*WORK TO BE COMPLETED*: Each record is to be written out exactly as it appears.
== STUDY MATERIAL ==
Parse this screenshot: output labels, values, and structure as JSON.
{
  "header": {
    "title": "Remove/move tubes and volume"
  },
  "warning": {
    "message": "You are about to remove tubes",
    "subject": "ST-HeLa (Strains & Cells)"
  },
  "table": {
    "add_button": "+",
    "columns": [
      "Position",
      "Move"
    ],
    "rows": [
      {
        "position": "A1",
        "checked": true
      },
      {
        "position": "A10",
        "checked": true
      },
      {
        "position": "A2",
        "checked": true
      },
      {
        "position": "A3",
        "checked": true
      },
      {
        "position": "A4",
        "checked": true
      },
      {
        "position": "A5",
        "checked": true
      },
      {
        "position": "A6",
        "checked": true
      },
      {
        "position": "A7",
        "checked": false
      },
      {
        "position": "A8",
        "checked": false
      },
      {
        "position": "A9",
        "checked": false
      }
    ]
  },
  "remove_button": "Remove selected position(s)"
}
===
*OUTPUT FOR THIS EXERCISE*:
Parse this screenshot: output labels, values, and structure as JSON.
{
  "header": {
    "title": "Remove/move tubes and volume"
  },
  "warning": {
    "message": "You are about to remove tubes",
    "subject": "ST-HeLa (Strains & Cells)"
  },
  "table": {
    "add_button": "+",
    "columns": [
      "Position",
      "Move"
    ],
    "rows": [
      {
        "position": "A1",
        "checked": true
      },
      {
        "position": "A10",
        "checked": true
      },
      {
        "position": "A2",
        "checked": true
      },
      {
        "position": "A3",
        "checked": true
      },
      {
        "position": "A4",
        "checked": true
      },
      {
        "position": "A5",
        "checked": true
      },
      {
        "position": "A6",
        "checked": true
      },
      {
        "position": "A7",
        "checked": false
      },
      {
        "position": "A8",
        "checked": false
      },
      {
        "position": "A9",
        "checked": false
      }
    ]
  },
  "remove_button": "Remove selected position(s)"
}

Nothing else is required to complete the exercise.